- Task goal -
Copy each line of the records that holds the string "travail".

- Data rows -
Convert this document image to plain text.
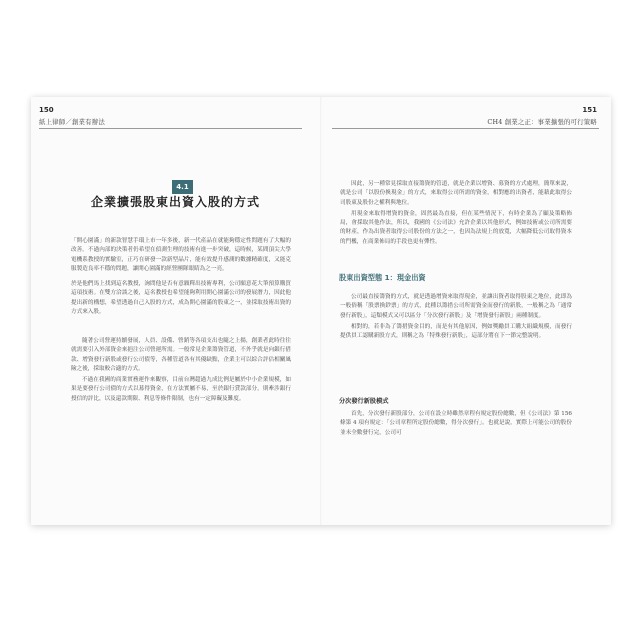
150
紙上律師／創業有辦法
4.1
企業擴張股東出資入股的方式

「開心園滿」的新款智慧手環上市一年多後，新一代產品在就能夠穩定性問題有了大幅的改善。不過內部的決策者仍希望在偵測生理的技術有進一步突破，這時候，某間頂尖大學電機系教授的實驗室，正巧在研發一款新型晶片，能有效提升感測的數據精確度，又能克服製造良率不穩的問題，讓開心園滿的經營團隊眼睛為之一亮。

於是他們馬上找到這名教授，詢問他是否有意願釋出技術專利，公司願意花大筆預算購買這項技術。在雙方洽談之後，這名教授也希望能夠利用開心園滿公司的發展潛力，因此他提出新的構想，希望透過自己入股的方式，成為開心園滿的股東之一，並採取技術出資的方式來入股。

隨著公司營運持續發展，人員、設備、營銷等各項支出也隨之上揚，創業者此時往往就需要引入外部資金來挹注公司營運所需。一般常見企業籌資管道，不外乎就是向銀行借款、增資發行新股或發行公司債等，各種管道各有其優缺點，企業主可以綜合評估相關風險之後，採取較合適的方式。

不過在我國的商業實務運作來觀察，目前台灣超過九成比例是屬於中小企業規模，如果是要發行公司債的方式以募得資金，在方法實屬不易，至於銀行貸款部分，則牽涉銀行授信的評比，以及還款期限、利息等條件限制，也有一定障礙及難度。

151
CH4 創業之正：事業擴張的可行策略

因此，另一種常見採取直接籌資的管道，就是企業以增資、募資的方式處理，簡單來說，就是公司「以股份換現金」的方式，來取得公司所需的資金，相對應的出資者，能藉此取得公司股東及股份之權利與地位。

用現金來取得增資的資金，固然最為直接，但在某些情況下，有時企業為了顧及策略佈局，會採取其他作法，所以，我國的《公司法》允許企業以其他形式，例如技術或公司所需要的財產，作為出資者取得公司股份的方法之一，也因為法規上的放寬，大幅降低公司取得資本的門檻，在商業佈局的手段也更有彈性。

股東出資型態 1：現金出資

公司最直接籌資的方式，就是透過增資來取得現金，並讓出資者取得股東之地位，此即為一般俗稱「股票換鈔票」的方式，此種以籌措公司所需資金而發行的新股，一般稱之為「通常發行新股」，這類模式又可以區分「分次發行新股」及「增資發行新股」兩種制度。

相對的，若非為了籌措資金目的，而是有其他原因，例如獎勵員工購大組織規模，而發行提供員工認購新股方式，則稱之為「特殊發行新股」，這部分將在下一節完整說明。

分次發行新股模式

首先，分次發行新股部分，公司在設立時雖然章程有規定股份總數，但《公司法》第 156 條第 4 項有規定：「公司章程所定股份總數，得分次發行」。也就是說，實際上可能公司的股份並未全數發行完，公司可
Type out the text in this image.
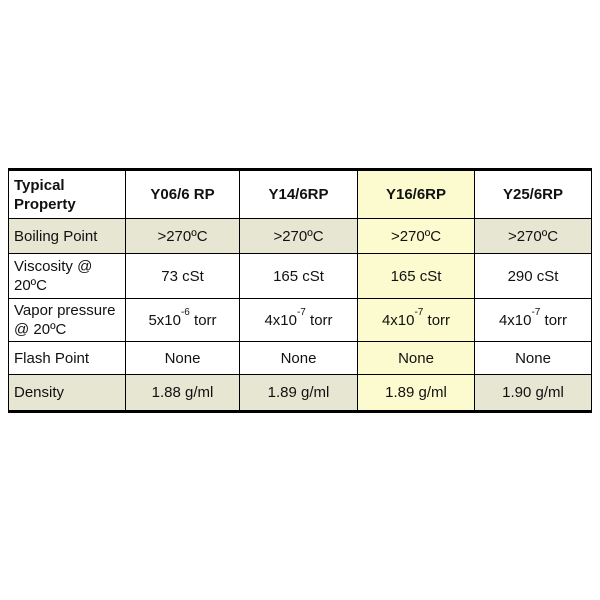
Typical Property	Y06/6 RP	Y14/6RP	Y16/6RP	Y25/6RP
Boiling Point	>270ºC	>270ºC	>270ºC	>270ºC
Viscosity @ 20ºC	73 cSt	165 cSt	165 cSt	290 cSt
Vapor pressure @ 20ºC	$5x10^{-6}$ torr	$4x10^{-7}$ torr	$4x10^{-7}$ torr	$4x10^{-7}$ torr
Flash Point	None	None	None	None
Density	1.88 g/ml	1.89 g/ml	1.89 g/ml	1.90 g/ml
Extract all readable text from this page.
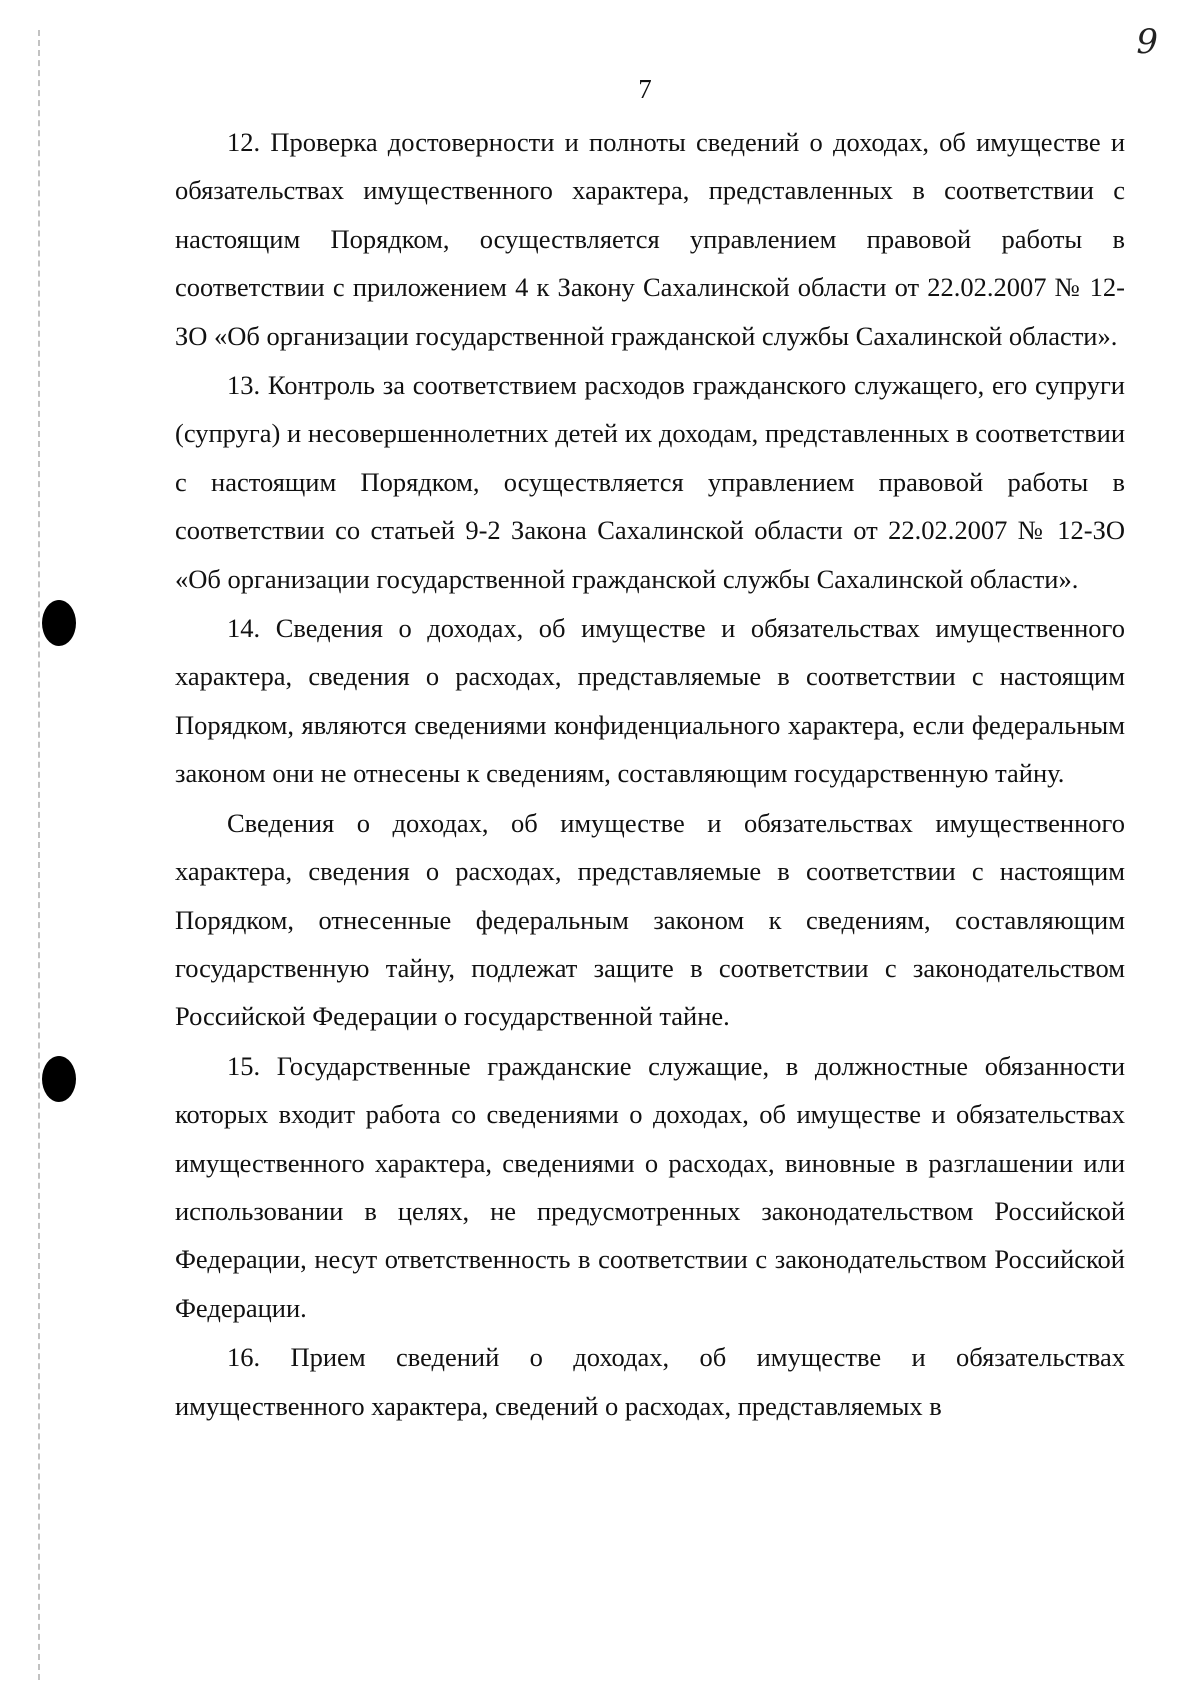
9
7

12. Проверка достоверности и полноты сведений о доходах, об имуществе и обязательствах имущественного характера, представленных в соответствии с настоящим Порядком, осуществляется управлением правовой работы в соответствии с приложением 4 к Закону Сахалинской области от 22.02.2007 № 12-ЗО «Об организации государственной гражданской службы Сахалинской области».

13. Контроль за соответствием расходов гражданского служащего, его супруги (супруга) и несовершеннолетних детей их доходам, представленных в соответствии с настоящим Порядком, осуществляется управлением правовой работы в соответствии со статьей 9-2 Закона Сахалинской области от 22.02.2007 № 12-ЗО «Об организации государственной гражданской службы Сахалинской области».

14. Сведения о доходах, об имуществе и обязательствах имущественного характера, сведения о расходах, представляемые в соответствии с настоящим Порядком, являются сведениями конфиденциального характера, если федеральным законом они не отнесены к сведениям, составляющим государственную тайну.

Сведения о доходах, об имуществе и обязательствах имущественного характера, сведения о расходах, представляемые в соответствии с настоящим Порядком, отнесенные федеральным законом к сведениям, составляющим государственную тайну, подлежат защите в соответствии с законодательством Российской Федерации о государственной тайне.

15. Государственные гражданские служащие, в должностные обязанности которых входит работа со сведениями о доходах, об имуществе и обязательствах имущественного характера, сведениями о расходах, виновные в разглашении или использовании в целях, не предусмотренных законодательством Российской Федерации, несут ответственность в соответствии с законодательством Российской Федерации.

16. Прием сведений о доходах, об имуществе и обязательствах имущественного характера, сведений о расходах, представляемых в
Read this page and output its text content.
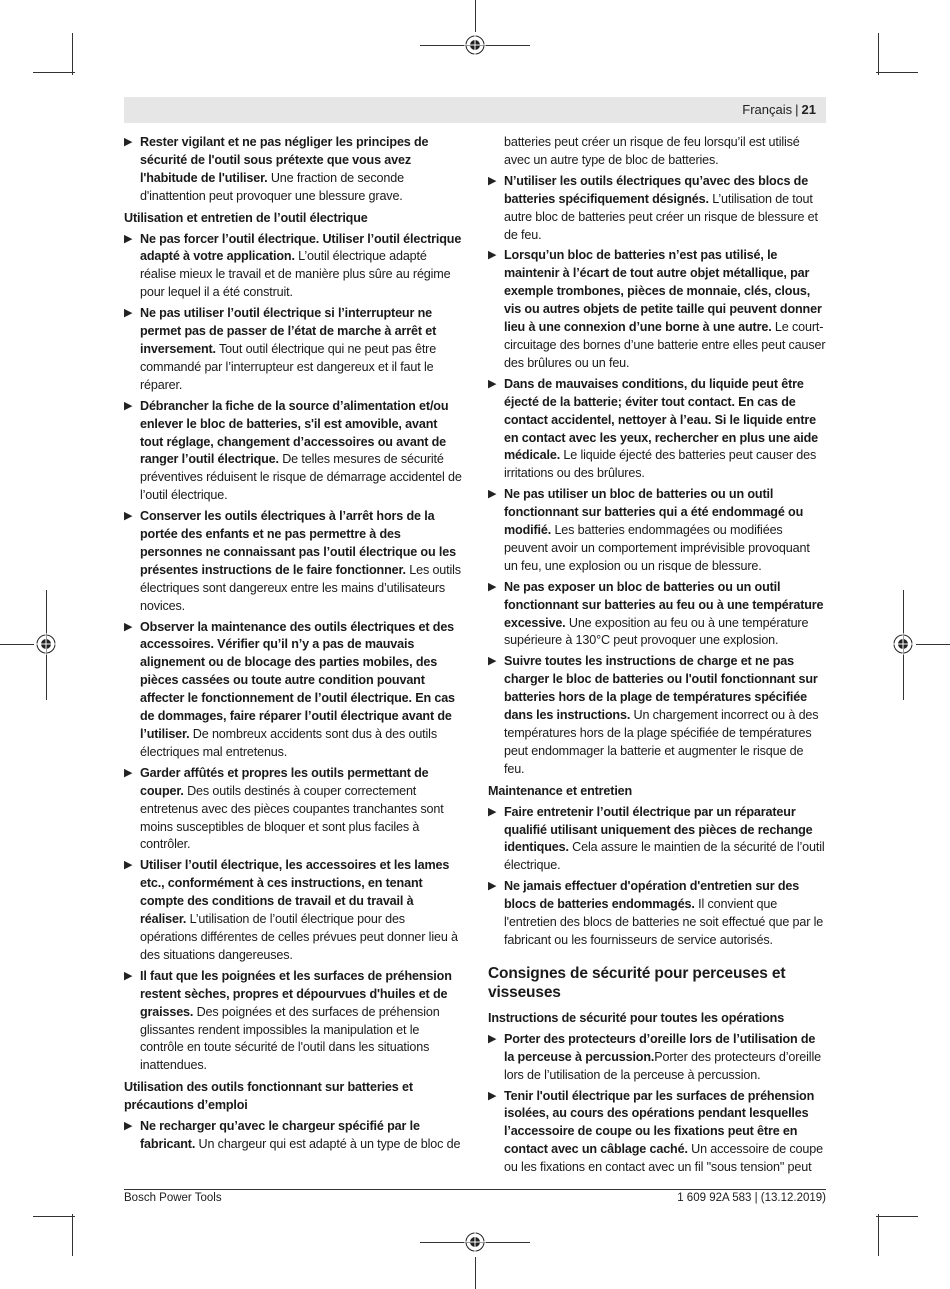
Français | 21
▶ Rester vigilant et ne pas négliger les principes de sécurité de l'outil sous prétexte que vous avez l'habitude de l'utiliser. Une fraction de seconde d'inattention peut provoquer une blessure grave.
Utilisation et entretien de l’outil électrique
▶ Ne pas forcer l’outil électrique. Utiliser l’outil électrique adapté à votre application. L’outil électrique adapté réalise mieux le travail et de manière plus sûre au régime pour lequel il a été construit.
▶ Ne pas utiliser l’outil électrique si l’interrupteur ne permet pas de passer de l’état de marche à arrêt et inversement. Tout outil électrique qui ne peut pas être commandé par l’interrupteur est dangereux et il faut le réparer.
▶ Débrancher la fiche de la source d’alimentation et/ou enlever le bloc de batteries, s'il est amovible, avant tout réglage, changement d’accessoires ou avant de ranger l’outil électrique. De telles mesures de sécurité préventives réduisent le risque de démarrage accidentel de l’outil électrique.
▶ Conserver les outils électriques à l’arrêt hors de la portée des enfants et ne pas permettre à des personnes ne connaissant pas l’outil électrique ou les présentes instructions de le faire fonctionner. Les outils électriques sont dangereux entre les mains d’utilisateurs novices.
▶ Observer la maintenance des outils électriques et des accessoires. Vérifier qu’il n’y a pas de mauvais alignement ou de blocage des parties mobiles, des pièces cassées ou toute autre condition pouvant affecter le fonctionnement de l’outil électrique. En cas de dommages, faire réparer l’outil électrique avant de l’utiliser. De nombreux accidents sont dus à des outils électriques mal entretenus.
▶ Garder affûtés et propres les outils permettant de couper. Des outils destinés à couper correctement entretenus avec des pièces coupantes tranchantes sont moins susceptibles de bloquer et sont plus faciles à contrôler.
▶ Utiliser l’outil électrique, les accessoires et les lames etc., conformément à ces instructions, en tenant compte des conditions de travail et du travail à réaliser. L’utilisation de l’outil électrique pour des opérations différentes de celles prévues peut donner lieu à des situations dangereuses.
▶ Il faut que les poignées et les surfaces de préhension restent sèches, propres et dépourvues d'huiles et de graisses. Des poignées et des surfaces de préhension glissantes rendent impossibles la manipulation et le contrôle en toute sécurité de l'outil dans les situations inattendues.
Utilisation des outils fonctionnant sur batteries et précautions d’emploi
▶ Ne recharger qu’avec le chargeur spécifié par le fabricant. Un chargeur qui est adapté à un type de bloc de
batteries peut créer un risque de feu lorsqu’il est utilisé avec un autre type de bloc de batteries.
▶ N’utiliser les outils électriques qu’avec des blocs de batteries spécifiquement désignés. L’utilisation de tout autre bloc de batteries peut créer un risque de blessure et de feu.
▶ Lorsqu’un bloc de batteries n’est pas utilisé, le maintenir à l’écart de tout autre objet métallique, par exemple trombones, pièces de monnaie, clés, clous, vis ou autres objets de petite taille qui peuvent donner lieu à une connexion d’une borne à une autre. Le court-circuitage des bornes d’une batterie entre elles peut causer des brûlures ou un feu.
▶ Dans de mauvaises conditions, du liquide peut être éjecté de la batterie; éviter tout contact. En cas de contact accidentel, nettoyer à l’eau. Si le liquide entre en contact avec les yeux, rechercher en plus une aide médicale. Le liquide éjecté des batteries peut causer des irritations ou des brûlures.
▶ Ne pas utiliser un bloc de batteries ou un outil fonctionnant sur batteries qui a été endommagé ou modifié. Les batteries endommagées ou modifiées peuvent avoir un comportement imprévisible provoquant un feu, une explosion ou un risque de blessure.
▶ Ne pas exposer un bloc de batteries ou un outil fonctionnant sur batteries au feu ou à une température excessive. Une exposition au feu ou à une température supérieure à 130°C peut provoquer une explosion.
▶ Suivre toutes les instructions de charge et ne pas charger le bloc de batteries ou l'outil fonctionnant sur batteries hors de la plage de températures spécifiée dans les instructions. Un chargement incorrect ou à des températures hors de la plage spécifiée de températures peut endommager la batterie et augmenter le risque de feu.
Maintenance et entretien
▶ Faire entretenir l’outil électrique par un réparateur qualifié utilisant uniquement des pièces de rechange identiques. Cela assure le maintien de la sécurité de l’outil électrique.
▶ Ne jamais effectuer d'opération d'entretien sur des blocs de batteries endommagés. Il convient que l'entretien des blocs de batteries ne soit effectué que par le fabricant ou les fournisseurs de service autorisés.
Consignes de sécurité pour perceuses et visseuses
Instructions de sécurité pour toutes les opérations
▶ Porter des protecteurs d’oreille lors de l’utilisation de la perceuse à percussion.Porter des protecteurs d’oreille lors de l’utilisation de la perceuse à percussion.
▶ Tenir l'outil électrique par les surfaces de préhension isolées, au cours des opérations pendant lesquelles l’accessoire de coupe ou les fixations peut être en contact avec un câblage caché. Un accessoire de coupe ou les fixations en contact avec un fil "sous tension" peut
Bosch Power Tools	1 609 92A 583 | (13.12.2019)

- Answer to the problem -
▶ Ne pas forcer l’outil électrique. Utiliser l’outil électrique adapté à votre application. L’outil électrique adapté réalise mieux le travail et de manière plus sûre au régime pour lequel il a été construit.
▶ Utiliser l’outil électrique, les accessoires et les lames etc., conformément à ces instructions, en tenant compte des conditions de travail et du travail à réaliser. L’utilisation de l’outil électrique pour des opérations différentes de celles prévues peut donner lieu à des situations dangereuses.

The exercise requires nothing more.